→ **YOUR GOAL**: Copy out, word for word, the stretch of entries from the very start through the line containing "main-menu-button[interactable] bbox=[404, 9, 440, 43]".

→ **DATA RECORDS**:

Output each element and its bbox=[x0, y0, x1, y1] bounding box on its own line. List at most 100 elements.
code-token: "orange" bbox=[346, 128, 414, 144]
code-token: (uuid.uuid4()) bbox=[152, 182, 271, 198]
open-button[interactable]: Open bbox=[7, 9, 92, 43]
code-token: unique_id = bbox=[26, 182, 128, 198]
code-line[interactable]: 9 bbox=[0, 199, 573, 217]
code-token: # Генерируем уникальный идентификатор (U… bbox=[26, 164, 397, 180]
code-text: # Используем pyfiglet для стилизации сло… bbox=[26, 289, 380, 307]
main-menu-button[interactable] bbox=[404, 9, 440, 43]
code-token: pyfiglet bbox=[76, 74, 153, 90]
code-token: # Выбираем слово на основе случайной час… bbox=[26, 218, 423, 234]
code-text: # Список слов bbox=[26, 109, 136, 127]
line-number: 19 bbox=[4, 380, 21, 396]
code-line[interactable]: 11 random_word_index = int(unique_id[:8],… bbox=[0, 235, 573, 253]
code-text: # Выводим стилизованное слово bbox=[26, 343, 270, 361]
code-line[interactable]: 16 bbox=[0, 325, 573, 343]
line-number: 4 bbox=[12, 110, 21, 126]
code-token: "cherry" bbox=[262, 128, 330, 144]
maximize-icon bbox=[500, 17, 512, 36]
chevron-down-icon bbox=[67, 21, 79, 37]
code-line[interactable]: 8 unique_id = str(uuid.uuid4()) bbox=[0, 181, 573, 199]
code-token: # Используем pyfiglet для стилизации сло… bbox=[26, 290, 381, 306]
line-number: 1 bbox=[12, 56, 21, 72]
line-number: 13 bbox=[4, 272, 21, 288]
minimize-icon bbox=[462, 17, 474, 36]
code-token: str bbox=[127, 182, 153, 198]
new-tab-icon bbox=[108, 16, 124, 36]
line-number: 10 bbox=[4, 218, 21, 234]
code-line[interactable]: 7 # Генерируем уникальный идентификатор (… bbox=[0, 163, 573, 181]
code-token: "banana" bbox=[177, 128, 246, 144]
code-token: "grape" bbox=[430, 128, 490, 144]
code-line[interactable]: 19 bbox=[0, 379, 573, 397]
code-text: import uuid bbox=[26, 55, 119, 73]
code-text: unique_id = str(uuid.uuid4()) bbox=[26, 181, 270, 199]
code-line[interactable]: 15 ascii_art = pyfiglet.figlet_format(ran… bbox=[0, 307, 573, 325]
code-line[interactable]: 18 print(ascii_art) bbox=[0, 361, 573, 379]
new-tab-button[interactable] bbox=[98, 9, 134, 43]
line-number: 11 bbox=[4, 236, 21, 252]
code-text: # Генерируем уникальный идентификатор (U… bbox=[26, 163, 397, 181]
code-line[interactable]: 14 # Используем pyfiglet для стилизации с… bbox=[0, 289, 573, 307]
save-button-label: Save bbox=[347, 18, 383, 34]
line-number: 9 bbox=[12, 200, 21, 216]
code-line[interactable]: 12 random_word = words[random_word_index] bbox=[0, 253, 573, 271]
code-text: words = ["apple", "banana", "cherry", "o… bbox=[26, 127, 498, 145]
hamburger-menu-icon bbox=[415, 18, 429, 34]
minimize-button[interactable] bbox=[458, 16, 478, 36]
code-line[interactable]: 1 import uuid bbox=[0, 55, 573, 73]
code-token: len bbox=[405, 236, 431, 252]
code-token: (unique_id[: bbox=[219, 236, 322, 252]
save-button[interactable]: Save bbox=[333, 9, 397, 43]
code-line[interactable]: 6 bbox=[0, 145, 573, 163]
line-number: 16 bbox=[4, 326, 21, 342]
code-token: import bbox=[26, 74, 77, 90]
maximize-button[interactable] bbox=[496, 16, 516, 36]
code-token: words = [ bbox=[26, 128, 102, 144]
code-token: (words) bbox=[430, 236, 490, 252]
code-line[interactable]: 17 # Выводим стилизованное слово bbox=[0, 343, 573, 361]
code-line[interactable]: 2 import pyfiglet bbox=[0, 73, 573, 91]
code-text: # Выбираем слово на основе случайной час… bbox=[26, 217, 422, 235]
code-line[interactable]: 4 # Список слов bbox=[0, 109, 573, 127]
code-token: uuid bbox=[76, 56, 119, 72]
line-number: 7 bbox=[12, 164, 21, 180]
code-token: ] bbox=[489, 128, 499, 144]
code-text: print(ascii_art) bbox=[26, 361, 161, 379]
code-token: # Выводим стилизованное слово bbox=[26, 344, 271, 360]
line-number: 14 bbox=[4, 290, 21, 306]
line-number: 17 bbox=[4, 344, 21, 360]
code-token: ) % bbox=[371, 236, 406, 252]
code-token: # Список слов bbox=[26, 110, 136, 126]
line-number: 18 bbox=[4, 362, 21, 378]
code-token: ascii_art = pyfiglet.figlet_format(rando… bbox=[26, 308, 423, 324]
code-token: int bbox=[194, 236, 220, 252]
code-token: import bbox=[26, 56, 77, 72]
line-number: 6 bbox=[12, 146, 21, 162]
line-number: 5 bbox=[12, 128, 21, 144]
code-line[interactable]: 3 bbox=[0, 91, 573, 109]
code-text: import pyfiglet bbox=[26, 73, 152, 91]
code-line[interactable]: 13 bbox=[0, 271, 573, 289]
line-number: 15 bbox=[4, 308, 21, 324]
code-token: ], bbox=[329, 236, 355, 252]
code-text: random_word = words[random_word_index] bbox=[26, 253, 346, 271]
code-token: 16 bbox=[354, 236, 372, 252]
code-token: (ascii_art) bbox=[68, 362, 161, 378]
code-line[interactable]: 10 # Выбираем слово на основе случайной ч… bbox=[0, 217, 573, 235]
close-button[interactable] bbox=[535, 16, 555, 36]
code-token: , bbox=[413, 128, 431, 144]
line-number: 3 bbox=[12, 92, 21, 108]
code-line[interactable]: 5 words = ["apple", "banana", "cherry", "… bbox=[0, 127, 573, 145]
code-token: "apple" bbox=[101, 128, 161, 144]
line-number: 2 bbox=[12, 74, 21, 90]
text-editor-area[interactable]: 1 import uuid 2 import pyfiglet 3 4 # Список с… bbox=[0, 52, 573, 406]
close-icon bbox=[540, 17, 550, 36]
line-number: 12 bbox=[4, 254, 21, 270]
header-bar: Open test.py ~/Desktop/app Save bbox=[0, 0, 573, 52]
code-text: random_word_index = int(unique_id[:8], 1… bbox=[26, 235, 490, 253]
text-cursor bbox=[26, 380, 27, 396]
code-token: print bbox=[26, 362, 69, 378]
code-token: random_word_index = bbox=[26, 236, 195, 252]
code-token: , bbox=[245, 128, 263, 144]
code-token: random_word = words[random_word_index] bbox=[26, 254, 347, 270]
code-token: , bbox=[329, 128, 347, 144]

→ **RESPONSE TO THIS TASK**:
Output each element and its bbox=[x0, y0, x1, y1] bounding box on its own line. List at most 100 elements.
code-token: "orange" bbox=[346, 128, 414, 144]
code-token: (uuid.uuid4()) bbox=[152, 182, 271, 198]
open-button[interactable]: Open bbox=[7, 9, 92, 43]
code-token: unique_id = bbox=[26, 182, 128, 198]
code-line[interactable]: 9 bbox=[0, 199, 573, 217]
code-token: # Генерируем уникальный идентификатор (U… bbox=[26, 164, 397, 180]
code-text: # Используем pyfiglet для стилизации сло… bbox=[26, 289, 380, 307]
main-menu-button[interactable] bbox=[404, 9, 440, 43]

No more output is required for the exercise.